● **Challenge**
Say how many lines of the listing below contain "utenom", giving the number and nothing else.

Dataset rows about figures
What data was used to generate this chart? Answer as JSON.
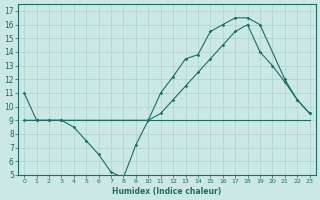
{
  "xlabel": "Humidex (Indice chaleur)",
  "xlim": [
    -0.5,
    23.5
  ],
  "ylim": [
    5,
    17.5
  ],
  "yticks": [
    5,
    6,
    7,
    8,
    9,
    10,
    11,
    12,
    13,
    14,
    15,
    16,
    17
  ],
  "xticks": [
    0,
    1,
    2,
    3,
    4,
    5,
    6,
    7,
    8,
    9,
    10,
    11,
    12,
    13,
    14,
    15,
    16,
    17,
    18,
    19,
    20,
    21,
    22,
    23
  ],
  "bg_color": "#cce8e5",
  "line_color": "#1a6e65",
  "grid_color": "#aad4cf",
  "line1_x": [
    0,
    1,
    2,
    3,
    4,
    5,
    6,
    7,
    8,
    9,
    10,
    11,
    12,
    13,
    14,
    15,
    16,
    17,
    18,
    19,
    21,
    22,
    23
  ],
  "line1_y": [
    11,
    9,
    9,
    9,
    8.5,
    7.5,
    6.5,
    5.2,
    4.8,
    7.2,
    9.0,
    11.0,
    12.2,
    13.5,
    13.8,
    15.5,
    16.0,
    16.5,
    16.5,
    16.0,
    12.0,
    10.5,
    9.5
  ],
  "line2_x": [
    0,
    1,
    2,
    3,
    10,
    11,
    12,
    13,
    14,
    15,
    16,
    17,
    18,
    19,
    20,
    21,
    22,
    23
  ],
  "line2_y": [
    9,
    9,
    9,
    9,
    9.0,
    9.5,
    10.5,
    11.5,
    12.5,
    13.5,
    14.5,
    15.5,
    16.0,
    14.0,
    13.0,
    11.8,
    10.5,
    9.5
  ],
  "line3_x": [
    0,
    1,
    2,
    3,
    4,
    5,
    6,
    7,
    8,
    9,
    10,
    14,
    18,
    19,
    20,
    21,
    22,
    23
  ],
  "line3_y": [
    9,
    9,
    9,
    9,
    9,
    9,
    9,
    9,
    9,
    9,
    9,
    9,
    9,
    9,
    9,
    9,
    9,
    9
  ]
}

...

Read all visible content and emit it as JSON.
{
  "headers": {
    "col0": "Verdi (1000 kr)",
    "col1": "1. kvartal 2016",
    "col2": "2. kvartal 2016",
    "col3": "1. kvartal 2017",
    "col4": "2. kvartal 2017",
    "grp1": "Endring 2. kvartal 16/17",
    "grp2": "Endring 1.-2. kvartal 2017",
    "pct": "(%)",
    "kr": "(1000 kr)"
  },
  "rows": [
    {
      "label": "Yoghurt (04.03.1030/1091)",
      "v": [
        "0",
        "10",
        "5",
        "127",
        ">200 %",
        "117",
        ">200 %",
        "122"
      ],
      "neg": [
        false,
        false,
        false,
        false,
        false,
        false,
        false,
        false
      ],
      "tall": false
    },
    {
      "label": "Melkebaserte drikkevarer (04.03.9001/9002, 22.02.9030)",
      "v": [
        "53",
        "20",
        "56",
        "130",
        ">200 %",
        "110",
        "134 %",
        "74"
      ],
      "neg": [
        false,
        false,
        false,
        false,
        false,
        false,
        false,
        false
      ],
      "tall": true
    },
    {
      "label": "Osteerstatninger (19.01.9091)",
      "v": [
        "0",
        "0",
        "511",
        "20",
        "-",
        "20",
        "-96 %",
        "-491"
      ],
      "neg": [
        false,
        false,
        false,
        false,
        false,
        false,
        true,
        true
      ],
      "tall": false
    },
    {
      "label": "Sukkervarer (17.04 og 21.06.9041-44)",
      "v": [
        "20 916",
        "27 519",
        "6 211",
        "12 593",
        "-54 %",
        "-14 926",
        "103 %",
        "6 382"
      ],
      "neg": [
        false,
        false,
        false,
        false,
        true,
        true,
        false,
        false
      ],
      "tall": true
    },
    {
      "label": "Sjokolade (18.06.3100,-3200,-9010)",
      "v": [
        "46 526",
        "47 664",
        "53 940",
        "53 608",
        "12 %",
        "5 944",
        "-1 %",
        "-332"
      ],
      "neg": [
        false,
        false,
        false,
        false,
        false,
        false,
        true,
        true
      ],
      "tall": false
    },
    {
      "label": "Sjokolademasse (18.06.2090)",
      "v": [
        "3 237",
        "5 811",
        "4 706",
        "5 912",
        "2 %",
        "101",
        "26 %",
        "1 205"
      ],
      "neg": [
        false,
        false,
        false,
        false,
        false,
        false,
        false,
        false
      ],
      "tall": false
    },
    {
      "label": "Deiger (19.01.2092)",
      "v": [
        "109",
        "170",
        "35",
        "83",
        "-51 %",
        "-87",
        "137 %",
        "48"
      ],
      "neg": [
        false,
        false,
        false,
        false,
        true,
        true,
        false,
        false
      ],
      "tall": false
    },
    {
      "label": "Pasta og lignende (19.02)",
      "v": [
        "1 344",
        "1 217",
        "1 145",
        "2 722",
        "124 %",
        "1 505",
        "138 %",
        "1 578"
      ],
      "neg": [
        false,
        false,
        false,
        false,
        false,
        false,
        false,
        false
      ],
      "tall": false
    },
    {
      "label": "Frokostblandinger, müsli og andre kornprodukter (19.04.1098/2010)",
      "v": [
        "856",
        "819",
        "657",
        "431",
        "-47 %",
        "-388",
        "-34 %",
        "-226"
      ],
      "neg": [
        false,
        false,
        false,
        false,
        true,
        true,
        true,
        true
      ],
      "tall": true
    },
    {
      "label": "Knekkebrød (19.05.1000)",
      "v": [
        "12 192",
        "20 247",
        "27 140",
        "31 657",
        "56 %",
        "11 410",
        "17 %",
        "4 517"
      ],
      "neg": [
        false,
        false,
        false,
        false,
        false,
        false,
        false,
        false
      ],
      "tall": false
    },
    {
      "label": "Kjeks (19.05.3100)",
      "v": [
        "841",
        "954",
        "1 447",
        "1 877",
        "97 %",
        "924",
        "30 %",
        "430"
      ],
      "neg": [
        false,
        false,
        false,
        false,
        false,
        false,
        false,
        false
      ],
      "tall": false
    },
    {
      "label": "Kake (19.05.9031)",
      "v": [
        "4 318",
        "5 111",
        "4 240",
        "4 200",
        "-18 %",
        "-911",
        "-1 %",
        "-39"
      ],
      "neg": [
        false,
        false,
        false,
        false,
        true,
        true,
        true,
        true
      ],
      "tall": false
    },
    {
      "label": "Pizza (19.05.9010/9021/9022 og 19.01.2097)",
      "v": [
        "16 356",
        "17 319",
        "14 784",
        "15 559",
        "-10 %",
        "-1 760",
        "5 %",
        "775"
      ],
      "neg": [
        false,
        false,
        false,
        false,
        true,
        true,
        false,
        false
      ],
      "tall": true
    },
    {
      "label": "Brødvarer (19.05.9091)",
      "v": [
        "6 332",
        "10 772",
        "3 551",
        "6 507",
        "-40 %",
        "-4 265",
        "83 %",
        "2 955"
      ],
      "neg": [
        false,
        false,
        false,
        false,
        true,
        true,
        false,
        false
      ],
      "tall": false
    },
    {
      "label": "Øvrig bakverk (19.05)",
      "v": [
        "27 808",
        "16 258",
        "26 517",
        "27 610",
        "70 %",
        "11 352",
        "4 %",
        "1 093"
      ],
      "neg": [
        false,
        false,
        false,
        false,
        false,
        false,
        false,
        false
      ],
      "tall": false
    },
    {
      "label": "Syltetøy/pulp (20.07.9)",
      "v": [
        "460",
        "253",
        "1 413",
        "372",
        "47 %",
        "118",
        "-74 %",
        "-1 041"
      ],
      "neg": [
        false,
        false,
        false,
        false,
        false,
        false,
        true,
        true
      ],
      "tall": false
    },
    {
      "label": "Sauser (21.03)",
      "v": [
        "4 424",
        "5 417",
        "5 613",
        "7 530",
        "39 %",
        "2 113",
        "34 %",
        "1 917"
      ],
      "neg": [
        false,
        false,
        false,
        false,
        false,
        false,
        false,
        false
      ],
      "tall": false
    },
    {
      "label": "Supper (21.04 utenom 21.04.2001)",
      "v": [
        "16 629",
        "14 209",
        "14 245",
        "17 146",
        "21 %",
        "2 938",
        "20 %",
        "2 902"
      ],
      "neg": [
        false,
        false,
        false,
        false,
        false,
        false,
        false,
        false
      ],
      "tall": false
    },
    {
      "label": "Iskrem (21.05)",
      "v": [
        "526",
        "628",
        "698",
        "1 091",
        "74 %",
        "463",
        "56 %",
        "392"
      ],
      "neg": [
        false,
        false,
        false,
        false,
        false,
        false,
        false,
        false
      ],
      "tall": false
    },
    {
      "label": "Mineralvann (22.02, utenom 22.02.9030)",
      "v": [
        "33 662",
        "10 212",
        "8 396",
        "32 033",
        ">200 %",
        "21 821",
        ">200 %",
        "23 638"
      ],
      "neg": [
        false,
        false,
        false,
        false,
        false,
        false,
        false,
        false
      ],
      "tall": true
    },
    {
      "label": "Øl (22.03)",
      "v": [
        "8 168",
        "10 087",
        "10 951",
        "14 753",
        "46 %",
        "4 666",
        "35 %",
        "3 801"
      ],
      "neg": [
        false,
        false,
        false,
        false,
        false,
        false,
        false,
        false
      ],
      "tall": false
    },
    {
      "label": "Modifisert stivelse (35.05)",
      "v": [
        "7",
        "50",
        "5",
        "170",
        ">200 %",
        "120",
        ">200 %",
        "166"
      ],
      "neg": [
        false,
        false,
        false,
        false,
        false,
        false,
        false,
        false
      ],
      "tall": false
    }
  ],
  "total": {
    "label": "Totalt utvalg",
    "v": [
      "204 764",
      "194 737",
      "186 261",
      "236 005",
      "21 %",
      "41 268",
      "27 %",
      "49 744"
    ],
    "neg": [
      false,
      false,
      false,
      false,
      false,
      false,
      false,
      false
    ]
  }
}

● **Result of this task**
2